Task details:
Make an exact transcription of the material, leaving out all images.

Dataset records
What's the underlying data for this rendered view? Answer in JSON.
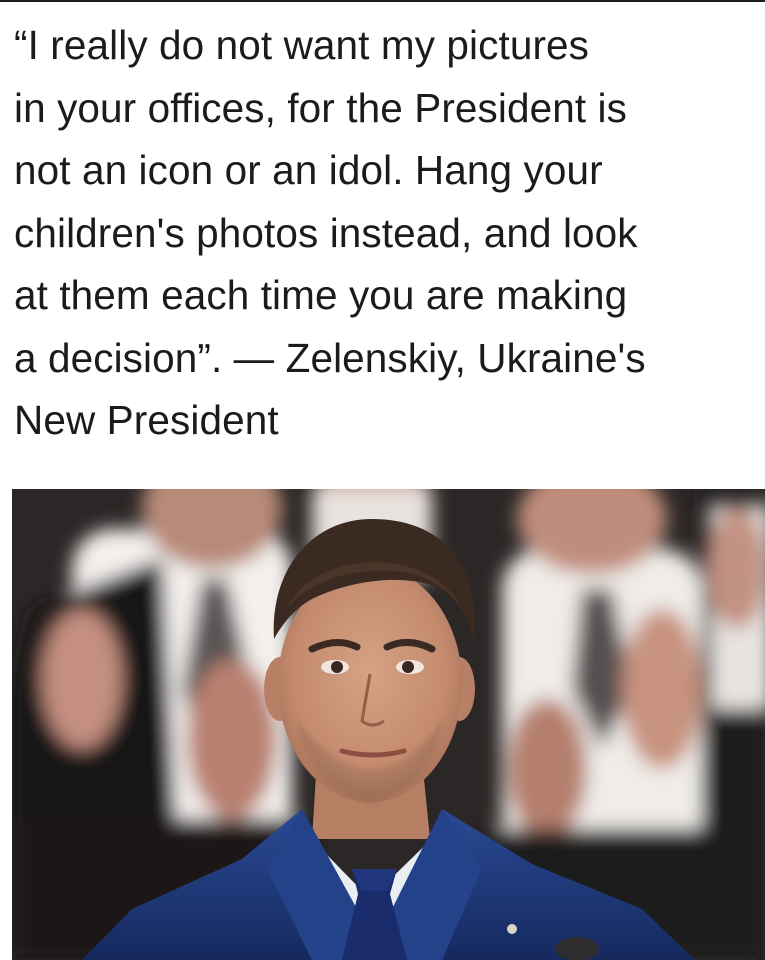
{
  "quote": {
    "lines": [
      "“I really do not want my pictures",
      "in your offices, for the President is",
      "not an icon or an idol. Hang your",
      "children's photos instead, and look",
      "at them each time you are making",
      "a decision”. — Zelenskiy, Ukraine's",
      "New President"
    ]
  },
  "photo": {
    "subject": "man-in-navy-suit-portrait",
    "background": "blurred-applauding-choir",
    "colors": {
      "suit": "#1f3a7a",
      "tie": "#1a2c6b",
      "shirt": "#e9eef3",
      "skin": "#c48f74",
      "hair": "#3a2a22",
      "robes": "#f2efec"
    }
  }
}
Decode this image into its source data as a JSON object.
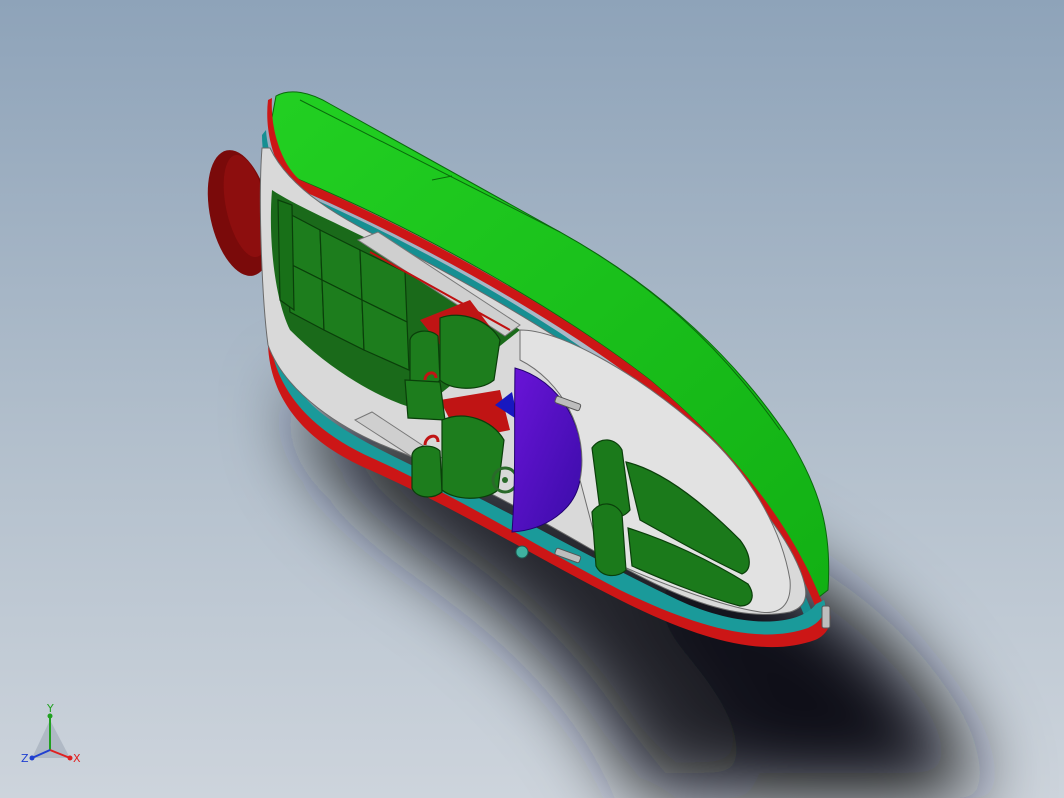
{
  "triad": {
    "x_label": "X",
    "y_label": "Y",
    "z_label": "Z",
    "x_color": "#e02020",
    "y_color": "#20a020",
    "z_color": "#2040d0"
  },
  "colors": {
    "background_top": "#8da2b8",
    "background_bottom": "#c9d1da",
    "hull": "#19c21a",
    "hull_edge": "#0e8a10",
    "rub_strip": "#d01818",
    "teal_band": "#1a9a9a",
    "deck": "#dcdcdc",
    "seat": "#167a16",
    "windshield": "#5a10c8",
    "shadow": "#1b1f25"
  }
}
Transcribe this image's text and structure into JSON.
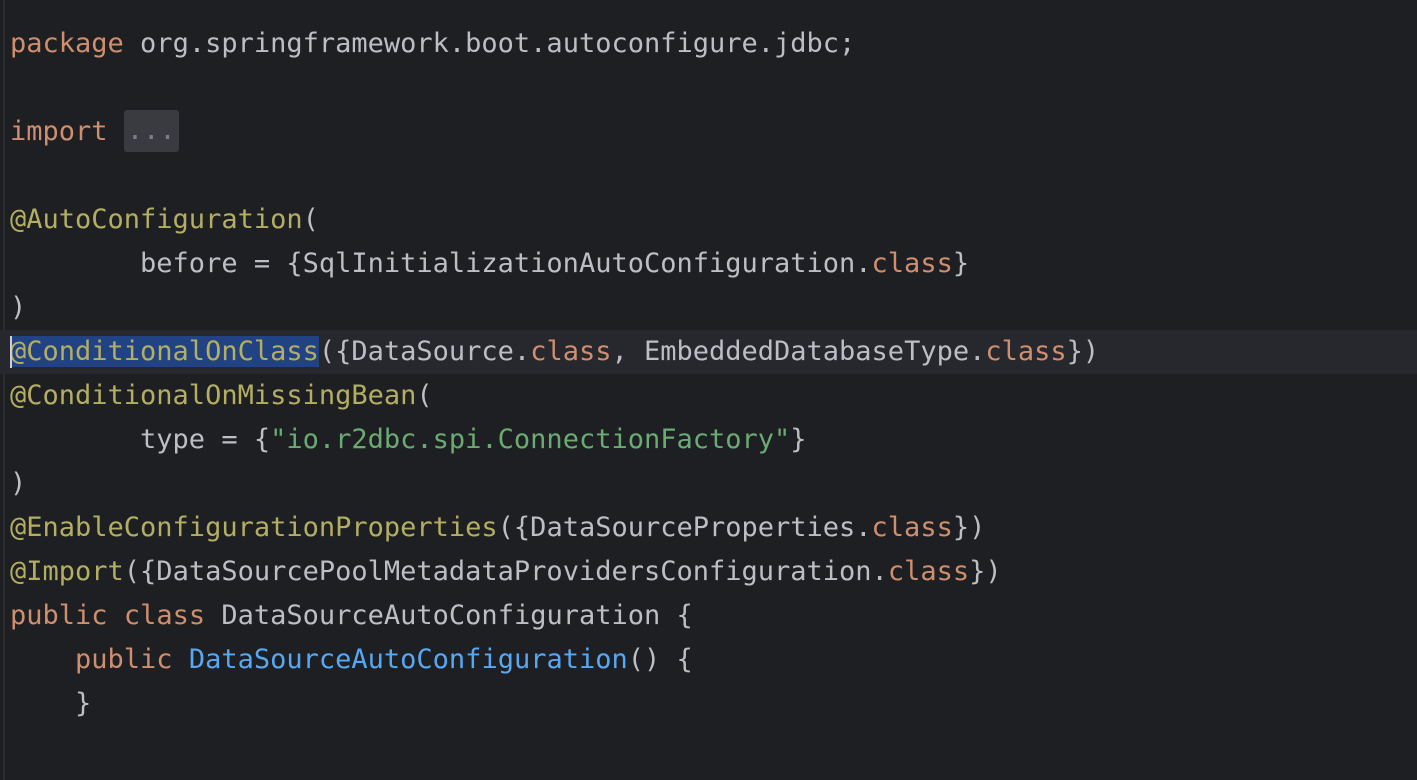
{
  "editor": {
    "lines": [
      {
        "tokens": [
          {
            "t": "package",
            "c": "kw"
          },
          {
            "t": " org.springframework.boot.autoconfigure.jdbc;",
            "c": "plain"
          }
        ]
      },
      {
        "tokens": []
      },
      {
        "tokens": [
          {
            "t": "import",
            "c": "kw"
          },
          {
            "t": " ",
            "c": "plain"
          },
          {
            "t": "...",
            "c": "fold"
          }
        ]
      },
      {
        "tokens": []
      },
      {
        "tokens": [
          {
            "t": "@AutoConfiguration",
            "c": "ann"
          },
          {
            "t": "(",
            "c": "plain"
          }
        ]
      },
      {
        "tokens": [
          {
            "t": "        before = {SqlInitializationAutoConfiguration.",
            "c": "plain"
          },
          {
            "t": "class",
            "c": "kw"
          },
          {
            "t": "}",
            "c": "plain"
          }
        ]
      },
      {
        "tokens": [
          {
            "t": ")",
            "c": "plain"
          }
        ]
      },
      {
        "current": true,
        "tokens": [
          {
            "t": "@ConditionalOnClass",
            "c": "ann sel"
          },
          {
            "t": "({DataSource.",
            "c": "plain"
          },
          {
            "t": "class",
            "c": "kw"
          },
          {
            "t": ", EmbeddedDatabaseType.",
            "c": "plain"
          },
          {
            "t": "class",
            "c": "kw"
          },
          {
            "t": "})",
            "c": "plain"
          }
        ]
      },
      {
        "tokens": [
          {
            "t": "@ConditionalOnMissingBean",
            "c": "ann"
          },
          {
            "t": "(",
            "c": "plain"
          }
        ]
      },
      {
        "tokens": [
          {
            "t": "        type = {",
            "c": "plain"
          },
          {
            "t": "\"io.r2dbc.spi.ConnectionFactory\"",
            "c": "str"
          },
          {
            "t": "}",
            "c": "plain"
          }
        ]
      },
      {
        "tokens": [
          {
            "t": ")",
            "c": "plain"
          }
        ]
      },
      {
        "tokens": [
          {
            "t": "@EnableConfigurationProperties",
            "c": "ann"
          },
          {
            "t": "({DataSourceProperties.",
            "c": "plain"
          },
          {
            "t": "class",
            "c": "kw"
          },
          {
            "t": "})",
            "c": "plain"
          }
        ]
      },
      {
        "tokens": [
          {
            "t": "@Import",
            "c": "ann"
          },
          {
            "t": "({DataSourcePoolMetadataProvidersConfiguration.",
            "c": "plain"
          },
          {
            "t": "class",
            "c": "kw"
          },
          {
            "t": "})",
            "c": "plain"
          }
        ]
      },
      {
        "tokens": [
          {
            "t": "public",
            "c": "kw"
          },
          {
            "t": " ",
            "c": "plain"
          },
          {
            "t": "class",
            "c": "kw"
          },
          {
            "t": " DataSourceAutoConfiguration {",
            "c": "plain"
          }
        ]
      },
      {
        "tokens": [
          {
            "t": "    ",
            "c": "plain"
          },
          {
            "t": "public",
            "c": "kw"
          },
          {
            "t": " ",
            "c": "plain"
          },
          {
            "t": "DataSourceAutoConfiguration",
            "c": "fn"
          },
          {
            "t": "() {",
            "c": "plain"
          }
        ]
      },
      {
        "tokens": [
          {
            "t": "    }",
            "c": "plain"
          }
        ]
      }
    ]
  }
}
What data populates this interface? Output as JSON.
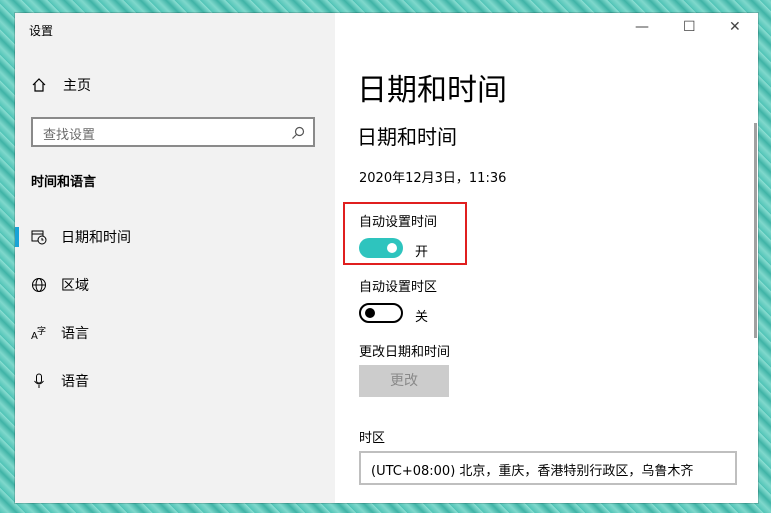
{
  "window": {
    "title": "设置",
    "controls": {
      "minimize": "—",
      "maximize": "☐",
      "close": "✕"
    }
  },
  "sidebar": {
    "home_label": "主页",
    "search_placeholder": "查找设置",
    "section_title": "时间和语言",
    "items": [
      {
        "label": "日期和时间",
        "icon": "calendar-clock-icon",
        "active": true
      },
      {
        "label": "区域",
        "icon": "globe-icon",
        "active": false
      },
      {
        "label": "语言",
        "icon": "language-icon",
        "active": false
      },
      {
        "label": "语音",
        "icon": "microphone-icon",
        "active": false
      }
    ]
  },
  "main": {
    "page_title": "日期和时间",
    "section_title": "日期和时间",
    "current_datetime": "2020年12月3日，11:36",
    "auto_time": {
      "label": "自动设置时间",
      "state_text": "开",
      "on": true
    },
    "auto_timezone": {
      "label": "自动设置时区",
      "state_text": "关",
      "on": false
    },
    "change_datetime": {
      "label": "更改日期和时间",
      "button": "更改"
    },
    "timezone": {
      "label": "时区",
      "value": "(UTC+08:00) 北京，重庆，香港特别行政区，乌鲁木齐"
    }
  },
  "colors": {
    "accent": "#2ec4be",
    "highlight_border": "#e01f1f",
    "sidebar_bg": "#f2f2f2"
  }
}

Exercise response:
What's the underlying data for this rendered view? Answer in JSON.
{
  "quote": {
    "lines": [
      "“I really do not want my pictures",
      "in your offices, for the President is",
      "not an icon or an idol. Hang your",
      "children's photos instead, and look",
      "at them each time you are making",
      "a decision”. — Zelenskiy, Ukraine's",
      "New President"
    ]
  },
  "photo": {
    "subject": "man-in-navy-suit-portrait",
    "background": "blurred-applauding-choir",
    "colors": {
      "suit": "#1f3a7a",
      "tie": "#1a2c6b",
      "shirt": "#e9eef3",
      "skin": "#c48f74",
      "hair": "#3a2a22",
      "robes": "#f2efec"
    }
  }
}
Decode this image into its source data as a JSON object.
{
  "triad": {
    "x_label": "X",
    "y_label": "Y",
    "z_label": "Z",
    "x_color": "#e02020",
    "y_color": "#20a020",
    "z_color": "#2040d0"
  },
  "colors": {
    "background_top": "#8da2b8",
    "background_bottom": "#c9d1da",
    "hull": "#19c21a",
    "hull_edge": "#0e8a10",
    "rub_strip": "#d01818",
    "teal_band": "#1a9a9a",
    "deck": "#dcdcdc",
    "seat": "#167a16",
    "windshield": "#5a10c8",
    "shadow": "#1b1f25"
  }
}
Transcribe this image's text and structure into JSON.
{
  "editor": {
    "lines": [
      {
        "tokens": [
          {
            "t": "package",
            "c": "kw"
          },
          {
            "t": " org.springframework.boot.autoconfigure.jdbc;",
            "c": "plain"
          }
        ]
      },
      {
        "tokens": []
      },
      {
        "tokens": [
          {
            "t": "import",
            "c": "kw"
          },
          {
            "t": " ",
            "c": "plain"
          },
          {
            "t": "...",
            "c": "fold"
          }
        ]
      },
      {
        "tokens": []
      },
      {
        "tokens": [
          {
            "t": "@AutoConfiguration",
            "c": "ann"
          },
          {
            "t": "(",
            "c": "plain"
          }
        ]
      },
      {
        "tokens": [
          {
            "t": "        before = {SqlInitializationAutoConfiguration.",
            "c": "plain"
          },
          {
            "t": "class",
            "c": "kw"
          },
          {
            "t": "}",
            "c": "plain"
          }
        ]
      },
      {
        "tokens": [
          {
            "t": ")",
            "c": "plain"
          }
        ]
      },
      {
        "current": true,
        "tokens": [
          {
            "t": "@ConditionalOnClass",
            "c": "ann sel"
          },
          {
            "t": "({DataSource.",
            "c": "plain"
          },
          {
            "t": "class",
            "c": "kw"
          },
          {
            "t": ", EmbeddedDatabaseType.",
            "c": "plain"
          },
          {
            "t": "class",
            "c": "kw"
          },
          {
            "t": "})",
            "c": "plain"
          }
        ]
      },
      {
        "tokens": [
          {
            "t": "@ConditionalOnMissingBean",
            "c": "ann"
          },
          {
            "t": "(",
            "c": "plain"
          }
        ]
      },
      {
        "tokens": [
          {
            "t": "        type = {",
            "c": "plain"
          },
          {
            "t": "\"io.r2dbc.spi.ConnectionFactory\"",
            "c": "str"
          },
          {
            "t": "}",
            "c": "plain"
          }
        ]
      },
      {
        "tokens": [
          {
            "t": ")",
            "c": "plain"
          }
        ]
      },
      {
        "tokens": [
          {
            "t": "@EnableConfigurationProperties",
            "c": "ann"
          },
          {
            "t": "({DataSourceProperties.",
            "c": "plain"
          },
          {
            "t": "class",
            "c": "kw"
          },
          {
            "t": "})",
            "c": "plain"
          }
        ]
      },
      {
        "tokens": [
          {
            "t": "@Import",
            "c": "ann"
          },
          {
            "t": "({DataSourcePoolMetadataProvidersConfiguration.",
            "c": "plain"
          },
          {
            "t": "class",
            "c": "kw"
          },
          {
            "t": "})",
            "c": "plain"
          }
        ]
      },
      {
        "tokens": [
          {
            "t": "public",
            "c": "kw"
          },
          {
            "t": " ",
            "c": "plain"
          },
          {
            "t": "class",
            "c": "kw"
          },
          {
            "t": " DataSourceAutoConfiguration {",
            "c": "plain"
          }
        ]
      },
      {
        "tokens": [
          {
            "t": "    ",
            "c": "plain"
          },
          {
            "t": "public",
            "c": "kw"
          },
          {
            "t": " ",
            "c": "plain"
          },
          {
            "t": "DataSourceAutoConfiguration",
            "c": "fn"
          },
          {
            "t": "() {",
            "c": "plain"
          }
        ]
      },
      {
        "tokens": [
          {
            "t": "    }",
            "c": "plain"
          }
        ]
      }
    ]
  }
}
What data populates this interface? Output as JSON.
{
  "window": {
    "title": "设置",
    "controls": {
      "minimize": "—",
      "maximize": "☐",
      "close": "✕"
    }
  },
  "sidebar": {
    "home_label": "主页",
    "search_placeholder": "查找设置",
    "section_title": "时间和语言",
    "items": [
      {
        "label": "日期和时间",
        "icon": "calendar-clock-icon",
        "active": true
      },
      {
        "label": "区域",
        "icon": "globe-icon",
        "active": false
      },
      {
        "label": "语言",
        "icon": "language-icon",
        "active": false
      },
      {
        "label": "语音",
        "icon": "microphone-icon",
        "active": false
      }
    ]
  },
  "main": {
    "page_title": "日期和时间",
    "section_title": "日期和时间",
    "current_datetime": "2020年12月3日，11:36",
    "auto_time": {
      "label": "自动设置时间",
      "state_text": "开",
      "on": true
    },
    "auto_timezone": {
      "label": "自动设置时区",
      "state_text": "关",
      "on": false
    },
    "change_datetime": {
      "label": "更改日期和时间",
      "button": "更改"
    },
    "timezone": {
      "label": "时区",
      "value": "(UTC+08:00) 北京，重庆，香港特别行政区，乌鲁木齐"
    }
  },
  "colors": {
    "accent": "#2ec4be",
    "highlight_border": "#e01f1f",
    "sidebar_bg": "#f2f2f2"
  }
}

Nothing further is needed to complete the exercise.